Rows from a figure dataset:
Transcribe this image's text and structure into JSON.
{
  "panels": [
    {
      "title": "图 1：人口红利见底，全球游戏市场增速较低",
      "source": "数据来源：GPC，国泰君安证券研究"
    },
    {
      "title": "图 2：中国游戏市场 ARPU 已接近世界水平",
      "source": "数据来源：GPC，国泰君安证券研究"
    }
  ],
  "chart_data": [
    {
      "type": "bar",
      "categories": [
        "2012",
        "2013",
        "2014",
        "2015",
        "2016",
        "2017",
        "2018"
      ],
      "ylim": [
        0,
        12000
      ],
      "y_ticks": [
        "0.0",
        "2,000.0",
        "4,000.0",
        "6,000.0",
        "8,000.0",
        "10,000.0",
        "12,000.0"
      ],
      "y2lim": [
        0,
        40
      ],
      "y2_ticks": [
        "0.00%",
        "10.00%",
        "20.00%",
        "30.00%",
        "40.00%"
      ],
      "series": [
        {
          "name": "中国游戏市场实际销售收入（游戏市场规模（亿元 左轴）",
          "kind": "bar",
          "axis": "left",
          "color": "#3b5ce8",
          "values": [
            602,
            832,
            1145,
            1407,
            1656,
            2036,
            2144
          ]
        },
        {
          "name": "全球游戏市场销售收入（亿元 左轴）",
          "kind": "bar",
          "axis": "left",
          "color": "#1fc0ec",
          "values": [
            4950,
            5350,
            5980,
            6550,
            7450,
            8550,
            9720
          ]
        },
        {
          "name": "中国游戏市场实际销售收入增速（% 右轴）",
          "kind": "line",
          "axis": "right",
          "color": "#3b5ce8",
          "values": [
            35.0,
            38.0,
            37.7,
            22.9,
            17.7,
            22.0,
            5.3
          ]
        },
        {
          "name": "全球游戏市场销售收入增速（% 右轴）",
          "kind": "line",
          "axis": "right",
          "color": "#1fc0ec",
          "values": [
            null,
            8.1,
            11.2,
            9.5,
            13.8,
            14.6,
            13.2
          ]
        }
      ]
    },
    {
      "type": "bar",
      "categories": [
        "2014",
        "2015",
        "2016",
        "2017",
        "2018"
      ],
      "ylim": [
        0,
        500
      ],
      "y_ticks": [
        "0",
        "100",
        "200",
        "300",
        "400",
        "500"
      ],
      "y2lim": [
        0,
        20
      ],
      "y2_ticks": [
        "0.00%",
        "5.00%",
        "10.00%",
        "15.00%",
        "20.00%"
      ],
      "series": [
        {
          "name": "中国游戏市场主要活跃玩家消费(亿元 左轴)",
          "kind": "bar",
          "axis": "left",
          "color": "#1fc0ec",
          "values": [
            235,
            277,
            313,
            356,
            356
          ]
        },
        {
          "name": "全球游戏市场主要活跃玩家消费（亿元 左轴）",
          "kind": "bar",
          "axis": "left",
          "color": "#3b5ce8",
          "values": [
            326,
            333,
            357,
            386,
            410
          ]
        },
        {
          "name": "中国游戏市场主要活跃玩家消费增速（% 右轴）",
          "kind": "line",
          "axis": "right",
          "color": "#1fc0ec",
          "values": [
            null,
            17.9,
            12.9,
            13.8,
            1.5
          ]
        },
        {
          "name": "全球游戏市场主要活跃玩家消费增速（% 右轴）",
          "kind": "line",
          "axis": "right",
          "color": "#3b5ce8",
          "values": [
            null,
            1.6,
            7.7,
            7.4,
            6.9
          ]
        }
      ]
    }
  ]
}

→ Your goal
Emit the records above again, exactly, with no line skipped.

→ Written solution
Transcribe this image's text and structure into JSON.
{
  "panels": [
    {
      "title": "图 1：人口红利见底，全球游戏市场增速较低",
      "source": "数据来源：GPC，国泰君安证券研究"
    },
    {
      "title": "图 2：中国游戏市场 ARPU 已接近世界水平",
      "source": "数据来源：GPC，国泰君安证券研究"
    }
  ],
  "chart_data": [
    {
      "type": "bar",
      "categories": [
        "2012",
        "2013",
        "2014",
        "2015",
        "2016",
        "2017",
        "2018"
      ],
      "ylim": [
        0,
        12000
      ],
      "y_ticks": [
        "0.0",
        "2,000.0",
        "4,000.0",
        "6,000.0",
        "8,000.0",
        "10,000.0",
        "12,000.0"
      ],
      "y2lim": [
        0,
        40
      ],
      "y2_ticks": [
        "0.00%",
        "10.00%",
        "20.00%",
        "30.00%",
        "40.00%"
      ],
      "series": [
        {
          "name": "中国游戏市场实际销售收入（游戏市场规模（亿元 左轴）",
          "kind": "bar",
          "axis": "left",
          "color": "#3b5ce8",
          "values": [
            602,
            832,
            1145,
            1407,
            1656,
            2036,
            2144
          ]
        },
        {
          "name": "全球游戏市场销售收入（亿元 左轴）",
          "kind": "bar",
          "axis": "left",
          "color": "#1fc0ec",
          "values": [
            4950,
            5350,
            5980,
            6550,
            7450,
            8550,
            9720
          ]
        },
        {
          "name": "中国游戏市场实际销售收入增速（% 右轴）",
          "kind": "line",
          "axis": "right",
          "color": "#3b5ce8",
          "values": [
            35.0,
            38.0,
            37.7,
            22.9,
            17.7,
            22.0,
            5.3
          ]
        },
        {
          "name": "全球游戏市场销售收入增速（% 右轴）",
          "kind": "line",
          "axis": "right",
          "color": "#1fc0ec",
          "values": [
            null,
            8.1,
            11.2,
            9.5,
            13.8,
            14.6,
            13.2
          ]
        }
      ]
    },
    {
      "type": "bar",
      "categories": [
        "2014",
        "2015",
        "2016",
        "2017",
        "2018"
      ],
      "ylim": [
        0,
        500
      ],
      "y_ticks": [
        "0",
        "100",
        "200",
        "300",
        "400",
        "500"
      ],
      "y2lim": [
        0,
        20
      ],
      "y2_ticks": [
        "0.00%",
        "5.00%",
        "10.00%",
        "15.00%",
        "20.00%"
      ],
      "series": [
        {
          "name": "中国游戏市场主要活跃玩家消费(亿元 左轴)",
          "kind": "bar",
          "axis": "left",
          "color": "#1fc0ec",
          "values": [
            235,
            277,
            313,
            356,
            356
          ]
        },
        {
          "name": "全球游戏市场主要活跃玩家消费（亿元 左轴）",
          "kind": "bar",
          "axis": "left",
          "color": "#3b5ce8",
          "values": [
            326,
            333,
            357,
            386,
            410
          ]
        },
        {
          "name": "中国游戏市场主要活跃玩家消费增速（% 右轴）",
          "kind": "line",
          "axis": "right",
          "color": "#1fc0ec",
          "values": [
            null,
            17.9,
            12.9,
            13.8,
            1.5
          ]
        },
        {
          "name": "全球游戏市场主要活跃玩家消费增速（% 右轴）",
          "kind": "line",
          "axis": "right",
          "color": "#3b5ce8",
          "values": [
            null,
            1.6,
            7.7,
            7.4,
            6.9
          ]
        }
      ]
    }
  ]
}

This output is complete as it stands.